AVAILABLE DATA:
___

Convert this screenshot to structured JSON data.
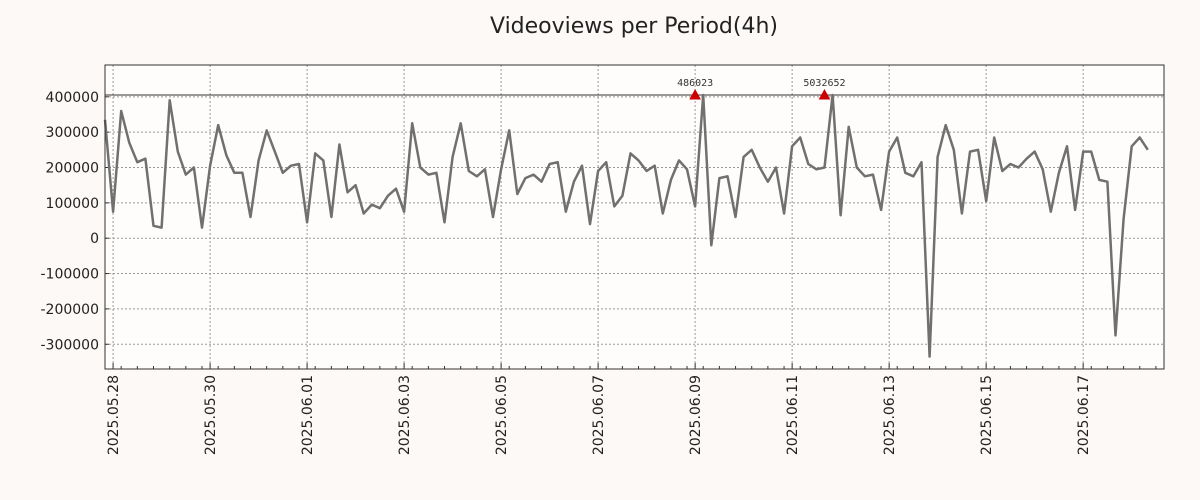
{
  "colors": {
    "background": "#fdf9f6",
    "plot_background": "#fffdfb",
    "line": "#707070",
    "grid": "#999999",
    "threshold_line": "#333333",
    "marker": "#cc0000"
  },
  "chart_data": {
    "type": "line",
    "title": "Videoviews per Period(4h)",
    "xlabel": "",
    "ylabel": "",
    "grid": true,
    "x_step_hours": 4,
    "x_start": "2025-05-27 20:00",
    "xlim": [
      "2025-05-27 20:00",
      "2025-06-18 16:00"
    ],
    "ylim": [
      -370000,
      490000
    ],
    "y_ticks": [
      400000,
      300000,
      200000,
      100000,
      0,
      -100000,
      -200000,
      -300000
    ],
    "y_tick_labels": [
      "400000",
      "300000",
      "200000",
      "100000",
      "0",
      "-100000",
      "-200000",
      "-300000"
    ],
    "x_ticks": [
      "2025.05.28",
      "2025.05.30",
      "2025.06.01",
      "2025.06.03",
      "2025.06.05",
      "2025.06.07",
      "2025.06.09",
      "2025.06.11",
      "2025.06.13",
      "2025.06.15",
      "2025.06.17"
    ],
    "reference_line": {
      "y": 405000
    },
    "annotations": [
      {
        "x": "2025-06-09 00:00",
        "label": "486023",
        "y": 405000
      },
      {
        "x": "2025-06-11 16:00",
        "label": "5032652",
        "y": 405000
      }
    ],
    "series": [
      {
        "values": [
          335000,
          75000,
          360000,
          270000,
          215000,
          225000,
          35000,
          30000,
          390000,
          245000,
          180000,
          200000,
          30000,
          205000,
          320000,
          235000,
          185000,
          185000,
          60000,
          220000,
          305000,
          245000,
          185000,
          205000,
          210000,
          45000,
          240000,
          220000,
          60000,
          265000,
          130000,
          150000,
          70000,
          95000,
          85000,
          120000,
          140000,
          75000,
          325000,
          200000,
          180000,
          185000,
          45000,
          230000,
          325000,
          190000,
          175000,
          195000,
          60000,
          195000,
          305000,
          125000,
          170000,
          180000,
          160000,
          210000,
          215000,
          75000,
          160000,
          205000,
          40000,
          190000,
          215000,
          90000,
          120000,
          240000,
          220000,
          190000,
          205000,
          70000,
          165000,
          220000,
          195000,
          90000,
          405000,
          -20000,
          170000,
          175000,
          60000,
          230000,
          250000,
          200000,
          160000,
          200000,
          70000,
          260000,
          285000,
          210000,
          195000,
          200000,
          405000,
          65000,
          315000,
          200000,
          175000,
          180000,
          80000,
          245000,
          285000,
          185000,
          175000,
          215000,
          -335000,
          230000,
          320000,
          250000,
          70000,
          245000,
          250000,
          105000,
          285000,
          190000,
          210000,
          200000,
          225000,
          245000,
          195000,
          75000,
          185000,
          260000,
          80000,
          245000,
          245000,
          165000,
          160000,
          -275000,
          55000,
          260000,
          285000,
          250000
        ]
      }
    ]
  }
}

___

Print the entries above exactly, taking out only the pictures.

Convert this screenshot to structured JSON data.
{
  "colors": {
    "background": "#fdf9f6",
    "plot_background": "#fffdfb",
    "line": "#707070",
    "grid": "#999999",
    "threshold_line": "#333333",
    "marker": "#cc0000"
  },
  "chart_data": {
    "type": "line",
    "title": "Videoviews per Period(4h)",
    "xlabel": "",
    "ylabel": "",
    "grid": true,
    "x_step_hours": 4,
    "x_start": "2025-05-27 20:00",
    "xlim": [
      "2025-05-27 20:00",
      "2025-06-18 16:00"
    ],
    "ylim": [
      -370000,
      490000
    ],
    "y_ticks": [
      400000,
      300000,
      200000,
      100000,
      0,
      -100000,
      -200000,
      -300000
    ],
    "y_tick_labels": [
      "400000",
      "300000",
      "200000",
      "100000",
      "0",
      "-100000",
      "-200000",
      "-300000"
    ],
    "x_ticks": [
      "2025.05.28",
      "2025.05.30",
      "2025.06.01",
      "2025.06.03",
      "2025.06.05",
      "2025.06.07",
      "2025.06.09",
      "2025.06.11",
      "2025.06.13",
      "2025.06.15",
      "2025.06.17"
    ],
    "reference_line": {
      "y": 405000
    },
    "annotations": [
      {
        "x": "2025-06-09 00:00",
        "label": "486023",
        "y": 405000
      },
      {
        "x": "2025-06-11 16:00",
        "label": "5032652",
        "y": 405000
      }
    ],
    "series": [
      {
        "values": [
          335000,
          75000,
          360000,
          270000,
          215000,
          225000,
          35000,
          30000,
          390000,
          245000,
          180000,
          200000,
          30000,
          205000,
          320000,
          235000,
          185000,
          185000,
          60000,
          220000,
          305000,
          245000,
          185000,
          205000,
          210000,
          45000,
          240000,
          220000,
          60000,
          265000,
          130000,
          150000,
          70000,
          95000,
          85000,
          120000,
          140000,
          75000,
          325000,
          200000,
          180000,
          185000,
          45000,
          230000,
          325000,
          190000,
          175000,
          195000,
          60000,
          195000,
          305000,
          125000,
          170000,
          180000,
          160000,
          210000,
          215000,
          75000,
          160000,
          205000,
          40000,
          190000,
          215000,
          90000,
          120000,
          240000,
          220000,
          190000,
          205000,
          70000,
          165000,
          220000,
          195000,
          90000,
          405000,
          -20000,
          170000,
          175000,
          60000,
          230000,
          250000,
          200000,
          160000,
          200000,
          70000,
          260000,
          285000,
          210000,
          195000,
          200000,
          405000,
          65000,
          315000,
          200000,
          175000,
          180000,
          80000,
          245000,
          285000,
          185000,
          175000,
          215000,
          -335000,
          230000,
          320000,
          250000,
          70000,
          245000,
          250000,
          105000,
          285000,
          190000,
          210000,
          200000,
          225000,
          245000,
          195000,
          75000,
          185000,
          260000,
          80000,
          245000,
          245000,
          165000,
          160000,
          -275000,
          55000,
          260000,
          285000,
          250000
        ]
      }
    ]
  }
}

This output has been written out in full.